───── DATASET RECORDS

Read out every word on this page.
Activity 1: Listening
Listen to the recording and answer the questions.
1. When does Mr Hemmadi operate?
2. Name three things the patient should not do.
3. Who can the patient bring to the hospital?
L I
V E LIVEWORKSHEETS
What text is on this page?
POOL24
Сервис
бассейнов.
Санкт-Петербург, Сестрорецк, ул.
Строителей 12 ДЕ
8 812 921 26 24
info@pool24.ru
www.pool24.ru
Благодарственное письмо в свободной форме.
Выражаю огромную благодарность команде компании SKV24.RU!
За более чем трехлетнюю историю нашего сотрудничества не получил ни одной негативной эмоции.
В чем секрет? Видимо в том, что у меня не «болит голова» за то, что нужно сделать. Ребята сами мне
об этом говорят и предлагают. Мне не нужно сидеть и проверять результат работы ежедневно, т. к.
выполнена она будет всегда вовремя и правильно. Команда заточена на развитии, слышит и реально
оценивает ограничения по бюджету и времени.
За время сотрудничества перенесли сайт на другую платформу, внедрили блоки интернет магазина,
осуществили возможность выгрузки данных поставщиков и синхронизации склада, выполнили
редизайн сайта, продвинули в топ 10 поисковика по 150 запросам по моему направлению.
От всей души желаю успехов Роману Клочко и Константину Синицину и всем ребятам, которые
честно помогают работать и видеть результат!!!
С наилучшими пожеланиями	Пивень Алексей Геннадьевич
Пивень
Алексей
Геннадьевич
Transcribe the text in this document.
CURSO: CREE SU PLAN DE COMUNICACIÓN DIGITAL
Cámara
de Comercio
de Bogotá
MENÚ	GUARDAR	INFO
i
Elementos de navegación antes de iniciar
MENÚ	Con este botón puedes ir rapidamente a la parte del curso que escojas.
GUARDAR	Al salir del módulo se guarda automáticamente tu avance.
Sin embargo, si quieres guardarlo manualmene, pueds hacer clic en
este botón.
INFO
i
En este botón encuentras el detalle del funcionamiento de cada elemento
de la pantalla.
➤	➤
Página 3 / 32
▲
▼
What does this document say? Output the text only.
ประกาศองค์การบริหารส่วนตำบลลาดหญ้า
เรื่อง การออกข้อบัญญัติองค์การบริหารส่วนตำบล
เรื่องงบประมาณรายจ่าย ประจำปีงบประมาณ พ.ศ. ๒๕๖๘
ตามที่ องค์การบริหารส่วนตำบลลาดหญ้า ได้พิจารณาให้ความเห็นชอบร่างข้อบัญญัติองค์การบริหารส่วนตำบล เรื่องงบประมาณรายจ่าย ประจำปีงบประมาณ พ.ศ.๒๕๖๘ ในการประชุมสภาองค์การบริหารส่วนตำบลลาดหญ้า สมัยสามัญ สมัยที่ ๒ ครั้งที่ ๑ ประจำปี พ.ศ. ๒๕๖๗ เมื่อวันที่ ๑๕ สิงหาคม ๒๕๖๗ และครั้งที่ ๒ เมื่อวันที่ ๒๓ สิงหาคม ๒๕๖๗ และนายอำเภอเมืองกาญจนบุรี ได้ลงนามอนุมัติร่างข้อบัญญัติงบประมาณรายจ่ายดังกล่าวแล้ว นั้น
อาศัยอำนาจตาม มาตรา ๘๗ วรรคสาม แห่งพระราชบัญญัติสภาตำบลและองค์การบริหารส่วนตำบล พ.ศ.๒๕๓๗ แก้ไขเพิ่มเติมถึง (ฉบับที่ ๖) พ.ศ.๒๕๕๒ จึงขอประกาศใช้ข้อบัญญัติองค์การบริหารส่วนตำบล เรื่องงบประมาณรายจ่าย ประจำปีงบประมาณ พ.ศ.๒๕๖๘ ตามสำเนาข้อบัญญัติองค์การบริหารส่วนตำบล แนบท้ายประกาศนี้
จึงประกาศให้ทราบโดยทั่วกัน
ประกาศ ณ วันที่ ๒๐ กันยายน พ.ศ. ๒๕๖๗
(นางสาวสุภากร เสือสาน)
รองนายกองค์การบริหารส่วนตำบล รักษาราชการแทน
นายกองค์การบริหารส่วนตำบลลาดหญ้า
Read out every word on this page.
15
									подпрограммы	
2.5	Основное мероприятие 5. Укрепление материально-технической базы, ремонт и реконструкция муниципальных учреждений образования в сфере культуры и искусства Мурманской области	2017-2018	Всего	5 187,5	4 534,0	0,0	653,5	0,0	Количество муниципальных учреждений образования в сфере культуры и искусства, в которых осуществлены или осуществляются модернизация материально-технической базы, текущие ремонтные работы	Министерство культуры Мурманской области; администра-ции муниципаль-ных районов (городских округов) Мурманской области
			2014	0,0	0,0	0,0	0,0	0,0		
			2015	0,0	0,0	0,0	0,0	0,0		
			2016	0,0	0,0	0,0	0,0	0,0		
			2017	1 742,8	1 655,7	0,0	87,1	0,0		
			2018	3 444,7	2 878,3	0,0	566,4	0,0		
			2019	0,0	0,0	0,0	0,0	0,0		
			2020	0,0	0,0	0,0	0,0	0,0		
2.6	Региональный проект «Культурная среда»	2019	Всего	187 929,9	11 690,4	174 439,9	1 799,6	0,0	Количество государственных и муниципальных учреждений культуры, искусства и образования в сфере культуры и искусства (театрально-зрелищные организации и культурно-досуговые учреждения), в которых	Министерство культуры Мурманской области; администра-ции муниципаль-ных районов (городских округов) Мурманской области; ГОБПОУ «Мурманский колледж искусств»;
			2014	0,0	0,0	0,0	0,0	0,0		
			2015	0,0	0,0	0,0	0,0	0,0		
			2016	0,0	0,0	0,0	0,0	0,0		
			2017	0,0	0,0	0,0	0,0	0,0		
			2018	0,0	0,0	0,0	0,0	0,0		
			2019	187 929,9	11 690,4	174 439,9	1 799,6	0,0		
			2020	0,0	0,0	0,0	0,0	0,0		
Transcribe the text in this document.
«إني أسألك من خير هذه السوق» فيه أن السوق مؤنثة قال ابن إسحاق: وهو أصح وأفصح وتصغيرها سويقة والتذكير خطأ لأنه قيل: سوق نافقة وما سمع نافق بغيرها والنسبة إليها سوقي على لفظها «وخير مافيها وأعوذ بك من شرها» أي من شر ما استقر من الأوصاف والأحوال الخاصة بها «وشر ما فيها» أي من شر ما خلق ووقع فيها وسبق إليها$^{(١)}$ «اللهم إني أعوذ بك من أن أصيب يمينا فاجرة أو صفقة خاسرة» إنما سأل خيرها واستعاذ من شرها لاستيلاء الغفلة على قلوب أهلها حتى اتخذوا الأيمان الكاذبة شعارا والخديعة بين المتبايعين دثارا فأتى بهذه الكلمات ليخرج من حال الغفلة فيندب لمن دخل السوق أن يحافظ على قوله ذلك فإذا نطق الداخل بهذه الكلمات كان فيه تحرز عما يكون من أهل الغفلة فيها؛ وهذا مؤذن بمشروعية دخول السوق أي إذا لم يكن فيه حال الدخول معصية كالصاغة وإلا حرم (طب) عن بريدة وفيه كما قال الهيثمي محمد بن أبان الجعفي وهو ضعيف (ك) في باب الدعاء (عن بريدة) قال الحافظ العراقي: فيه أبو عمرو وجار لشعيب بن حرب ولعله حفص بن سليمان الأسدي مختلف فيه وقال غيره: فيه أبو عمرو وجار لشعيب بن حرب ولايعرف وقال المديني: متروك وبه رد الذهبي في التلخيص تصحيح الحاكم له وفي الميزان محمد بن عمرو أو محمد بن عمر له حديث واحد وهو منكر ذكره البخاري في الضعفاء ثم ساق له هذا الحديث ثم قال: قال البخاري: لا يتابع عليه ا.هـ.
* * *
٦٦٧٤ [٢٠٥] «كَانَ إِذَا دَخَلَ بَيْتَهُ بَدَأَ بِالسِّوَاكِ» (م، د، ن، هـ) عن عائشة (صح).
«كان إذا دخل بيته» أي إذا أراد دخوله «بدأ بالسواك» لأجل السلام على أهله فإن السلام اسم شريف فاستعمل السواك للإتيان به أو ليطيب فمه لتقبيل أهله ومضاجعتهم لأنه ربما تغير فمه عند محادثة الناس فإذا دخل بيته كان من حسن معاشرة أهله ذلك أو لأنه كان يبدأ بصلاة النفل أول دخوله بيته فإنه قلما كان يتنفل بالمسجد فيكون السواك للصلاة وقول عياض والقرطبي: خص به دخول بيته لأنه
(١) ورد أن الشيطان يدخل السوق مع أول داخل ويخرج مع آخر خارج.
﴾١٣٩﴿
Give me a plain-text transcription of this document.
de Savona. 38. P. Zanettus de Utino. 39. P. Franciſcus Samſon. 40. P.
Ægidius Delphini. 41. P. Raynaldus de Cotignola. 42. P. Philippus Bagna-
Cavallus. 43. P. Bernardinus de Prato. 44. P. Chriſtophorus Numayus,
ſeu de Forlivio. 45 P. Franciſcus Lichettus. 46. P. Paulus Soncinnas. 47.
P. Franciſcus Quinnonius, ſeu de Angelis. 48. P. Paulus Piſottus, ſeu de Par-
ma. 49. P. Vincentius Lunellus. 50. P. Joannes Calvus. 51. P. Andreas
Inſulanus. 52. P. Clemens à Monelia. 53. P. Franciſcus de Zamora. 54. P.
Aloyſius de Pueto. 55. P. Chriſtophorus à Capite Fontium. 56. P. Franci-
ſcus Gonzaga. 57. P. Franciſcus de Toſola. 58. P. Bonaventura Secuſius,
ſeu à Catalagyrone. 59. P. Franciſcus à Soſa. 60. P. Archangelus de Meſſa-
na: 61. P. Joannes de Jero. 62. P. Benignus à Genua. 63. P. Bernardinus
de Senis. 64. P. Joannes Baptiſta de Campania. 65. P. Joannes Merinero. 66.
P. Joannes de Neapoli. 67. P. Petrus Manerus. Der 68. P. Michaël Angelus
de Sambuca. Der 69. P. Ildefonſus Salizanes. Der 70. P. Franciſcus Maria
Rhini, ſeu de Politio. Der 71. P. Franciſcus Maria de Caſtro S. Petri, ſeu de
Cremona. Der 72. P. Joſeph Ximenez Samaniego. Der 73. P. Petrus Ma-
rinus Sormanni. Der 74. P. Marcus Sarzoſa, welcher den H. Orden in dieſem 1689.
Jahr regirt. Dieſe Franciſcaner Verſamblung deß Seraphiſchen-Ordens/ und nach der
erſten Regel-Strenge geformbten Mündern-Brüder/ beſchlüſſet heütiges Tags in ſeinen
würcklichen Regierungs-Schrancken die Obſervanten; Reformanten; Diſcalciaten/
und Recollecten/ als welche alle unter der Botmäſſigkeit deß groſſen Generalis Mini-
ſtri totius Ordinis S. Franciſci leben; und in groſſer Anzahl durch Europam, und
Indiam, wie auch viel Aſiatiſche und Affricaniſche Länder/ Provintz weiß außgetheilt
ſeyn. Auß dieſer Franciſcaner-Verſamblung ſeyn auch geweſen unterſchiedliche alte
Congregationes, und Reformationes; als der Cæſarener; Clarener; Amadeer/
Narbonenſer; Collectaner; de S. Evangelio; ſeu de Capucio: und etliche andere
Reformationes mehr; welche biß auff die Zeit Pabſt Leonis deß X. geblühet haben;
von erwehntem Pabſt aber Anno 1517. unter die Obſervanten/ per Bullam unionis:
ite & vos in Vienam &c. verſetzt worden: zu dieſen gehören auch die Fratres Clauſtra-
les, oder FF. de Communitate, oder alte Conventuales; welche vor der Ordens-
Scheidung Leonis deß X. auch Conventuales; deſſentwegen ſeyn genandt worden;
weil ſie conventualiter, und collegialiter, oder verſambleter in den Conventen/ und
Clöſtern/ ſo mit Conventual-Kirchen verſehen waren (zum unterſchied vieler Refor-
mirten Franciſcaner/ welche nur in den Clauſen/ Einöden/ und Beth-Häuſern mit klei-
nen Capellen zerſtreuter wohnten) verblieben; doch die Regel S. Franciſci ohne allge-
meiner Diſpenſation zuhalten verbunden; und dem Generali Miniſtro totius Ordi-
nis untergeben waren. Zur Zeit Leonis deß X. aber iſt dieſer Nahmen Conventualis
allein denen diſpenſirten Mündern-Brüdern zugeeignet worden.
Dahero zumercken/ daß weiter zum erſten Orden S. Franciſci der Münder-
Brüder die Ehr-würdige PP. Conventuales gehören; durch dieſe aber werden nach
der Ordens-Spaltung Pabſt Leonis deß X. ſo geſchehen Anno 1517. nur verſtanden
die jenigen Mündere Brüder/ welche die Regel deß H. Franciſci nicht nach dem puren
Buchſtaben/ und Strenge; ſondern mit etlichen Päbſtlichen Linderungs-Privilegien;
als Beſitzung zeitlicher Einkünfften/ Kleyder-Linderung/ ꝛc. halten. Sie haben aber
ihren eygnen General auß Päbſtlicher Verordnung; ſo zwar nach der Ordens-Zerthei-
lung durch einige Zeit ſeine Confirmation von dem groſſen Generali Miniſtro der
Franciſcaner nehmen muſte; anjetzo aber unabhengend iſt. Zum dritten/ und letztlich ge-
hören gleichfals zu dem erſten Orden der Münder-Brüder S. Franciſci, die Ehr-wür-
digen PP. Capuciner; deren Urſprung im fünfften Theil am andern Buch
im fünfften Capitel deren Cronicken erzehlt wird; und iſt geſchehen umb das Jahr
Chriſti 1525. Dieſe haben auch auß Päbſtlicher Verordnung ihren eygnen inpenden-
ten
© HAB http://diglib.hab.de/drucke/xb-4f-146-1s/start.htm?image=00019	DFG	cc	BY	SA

──────────

DESCRIPTION OF THE TASK:
Track down every line holding the string "Алексей" and copy it.

ANSWER TO THE EXERCISE:
С наилучшими пожеланиями	Пивень Алексей Геннадьевич
Алексей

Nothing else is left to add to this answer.